» Task requirements
State how many lines in the records hold the word "this", giving the number and no other text.

::: Supplied information :::

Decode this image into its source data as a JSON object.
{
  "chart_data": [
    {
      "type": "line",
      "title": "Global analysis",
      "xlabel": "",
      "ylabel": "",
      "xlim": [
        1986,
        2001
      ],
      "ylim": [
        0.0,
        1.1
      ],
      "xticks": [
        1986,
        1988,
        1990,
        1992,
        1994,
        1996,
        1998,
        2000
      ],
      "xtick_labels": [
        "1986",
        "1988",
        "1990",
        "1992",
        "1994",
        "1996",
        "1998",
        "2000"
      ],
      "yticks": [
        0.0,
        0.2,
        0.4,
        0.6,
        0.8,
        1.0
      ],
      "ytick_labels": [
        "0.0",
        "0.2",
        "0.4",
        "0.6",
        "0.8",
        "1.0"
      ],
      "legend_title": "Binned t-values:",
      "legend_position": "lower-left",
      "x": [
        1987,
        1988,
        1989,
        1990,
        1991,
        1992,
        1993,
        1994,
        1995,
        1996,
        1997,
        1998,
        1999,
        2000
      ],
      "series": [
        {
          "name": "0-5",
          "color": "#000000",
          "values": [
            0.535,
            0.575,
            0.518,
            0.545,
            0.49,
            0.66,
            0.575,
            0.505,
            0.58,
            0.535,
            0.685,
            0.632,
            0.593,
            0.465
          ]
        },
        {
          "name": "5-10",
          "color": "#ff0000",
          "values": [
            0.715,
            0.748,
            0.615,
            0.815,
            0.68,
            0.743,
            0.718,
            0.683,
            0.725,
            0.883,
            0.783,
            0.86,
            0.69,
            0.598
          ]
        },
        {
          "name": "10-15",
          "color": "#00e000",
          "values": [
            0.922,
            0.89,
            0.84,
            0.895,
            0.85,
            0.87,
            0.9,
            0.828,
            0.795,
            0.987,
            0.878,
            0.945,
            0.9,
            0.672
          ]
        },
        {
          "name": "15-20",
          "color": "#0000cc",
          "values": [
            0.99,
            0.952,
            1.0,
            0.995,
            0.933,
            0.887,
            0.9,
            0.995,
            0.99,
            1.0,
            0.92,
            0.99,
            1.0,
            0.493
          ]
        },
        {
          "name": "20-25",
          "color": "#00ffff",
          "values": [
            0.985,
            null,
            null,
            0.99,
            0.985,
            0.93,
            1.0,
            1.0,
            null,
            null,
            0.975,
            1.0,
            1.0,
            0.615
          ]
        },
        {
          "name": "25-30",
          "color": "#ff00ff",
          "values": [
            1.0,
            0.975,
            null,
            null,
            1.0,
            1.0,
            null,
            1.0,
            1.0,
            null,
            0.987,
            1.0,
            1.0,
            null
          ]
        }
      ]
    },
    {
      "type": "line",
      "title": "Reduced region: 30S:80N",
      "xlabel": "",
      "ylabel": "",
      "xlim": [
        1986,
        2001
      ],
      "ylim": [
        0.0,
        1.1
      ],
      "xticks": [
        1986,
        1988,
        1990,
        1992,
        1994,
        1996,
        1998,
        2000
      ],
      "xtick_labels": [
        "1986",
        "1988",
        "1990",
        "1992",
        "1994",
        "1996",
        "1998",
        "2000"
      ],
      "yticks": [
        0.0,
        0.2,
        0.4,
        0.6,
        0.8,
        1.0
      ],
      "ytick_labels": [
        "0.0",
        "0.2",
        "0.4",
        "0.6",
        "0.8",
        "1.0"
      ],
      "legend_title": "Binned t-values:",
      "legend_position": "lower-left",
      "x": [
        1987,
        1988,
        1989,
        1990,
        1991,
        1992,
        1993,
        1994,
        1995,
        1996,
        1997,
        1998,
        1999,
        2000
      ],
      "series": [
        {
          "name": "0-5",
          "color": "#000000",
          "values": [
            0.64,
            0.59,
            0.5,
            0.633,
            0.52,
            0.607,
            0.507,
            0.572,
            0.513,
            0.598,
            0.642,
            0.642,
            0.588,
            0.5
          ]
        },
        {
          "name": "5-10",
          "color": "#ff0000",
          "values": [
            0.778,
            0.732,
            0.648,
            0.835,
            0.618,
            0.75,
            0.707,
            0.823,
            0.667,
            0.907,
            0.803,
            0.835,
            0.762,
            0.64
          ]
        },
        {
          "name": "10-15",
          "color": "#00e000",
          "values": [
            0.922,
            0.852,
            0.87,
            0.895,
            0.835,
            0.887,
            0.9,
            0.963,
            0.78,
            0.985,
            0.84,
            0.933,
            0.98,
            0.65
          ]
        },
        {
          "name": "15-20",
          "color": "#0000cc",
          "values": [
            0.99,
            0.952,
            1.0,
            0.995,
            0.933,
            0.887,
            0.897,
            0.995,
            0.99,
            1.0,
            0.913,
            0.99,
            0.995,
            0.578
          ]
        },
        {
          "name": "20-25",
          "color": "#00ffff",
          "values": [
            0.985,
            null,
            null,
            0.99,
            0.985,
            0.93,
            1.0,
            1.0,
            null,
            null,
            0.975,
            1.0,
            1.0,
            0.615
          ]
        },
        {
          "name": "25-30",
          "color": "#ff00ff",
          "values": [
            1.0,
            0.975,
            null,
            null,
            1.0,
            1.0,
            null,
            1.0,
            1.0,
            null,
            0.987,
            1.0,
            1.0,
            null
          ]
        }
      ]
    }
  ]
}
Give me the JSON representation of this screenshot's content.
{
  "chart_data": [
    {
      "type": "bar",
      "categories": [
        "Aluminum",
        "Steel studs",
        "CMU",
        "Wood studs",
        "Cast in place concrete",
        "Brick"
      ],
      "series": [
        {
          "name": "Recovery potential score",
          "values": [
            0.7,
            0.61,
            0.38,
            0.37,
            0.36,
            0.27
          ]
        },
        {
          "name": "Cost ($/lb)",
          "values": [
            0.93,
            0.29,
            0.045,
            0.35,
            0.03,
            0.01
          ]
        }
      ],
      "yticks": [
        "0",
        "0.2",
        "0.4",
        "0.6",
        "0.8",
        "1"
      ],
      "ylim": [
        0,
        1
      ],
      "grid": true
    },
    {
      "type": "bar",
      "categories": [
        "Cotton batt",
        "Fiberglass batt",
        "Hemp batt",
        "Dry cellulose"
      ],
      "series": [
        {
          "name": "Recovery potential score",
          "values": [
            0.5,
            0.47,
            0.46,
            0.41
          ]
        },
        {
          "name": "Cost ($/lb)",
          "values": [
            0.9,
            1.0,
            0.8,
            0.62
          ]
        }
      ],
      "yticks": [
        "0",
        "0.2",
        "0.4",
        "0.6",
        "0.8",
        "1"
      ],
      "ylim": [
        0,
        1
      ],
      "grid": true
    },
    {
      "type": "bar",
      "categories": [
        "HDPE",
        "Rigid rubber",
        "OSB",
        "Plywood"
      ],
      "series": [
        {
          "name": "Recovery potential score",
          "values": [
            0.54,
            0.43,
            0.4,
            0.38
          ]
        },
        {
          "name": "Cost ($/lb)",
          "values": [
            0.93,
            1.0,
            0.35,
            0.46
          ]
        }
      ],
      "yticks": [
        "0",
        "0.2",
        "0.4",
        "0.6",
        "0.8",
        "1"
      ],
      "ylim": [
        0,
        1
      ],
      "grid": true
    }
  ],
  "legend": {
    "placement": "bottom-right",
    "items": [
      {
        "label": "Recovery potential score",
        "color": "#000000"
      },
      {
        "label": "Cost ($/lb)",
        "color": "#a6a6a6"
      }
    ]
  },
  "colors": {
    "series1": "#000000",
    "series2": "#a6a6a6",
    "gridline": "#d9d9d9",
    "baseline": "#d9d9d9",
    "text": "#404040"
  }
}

:::

» Written solution
2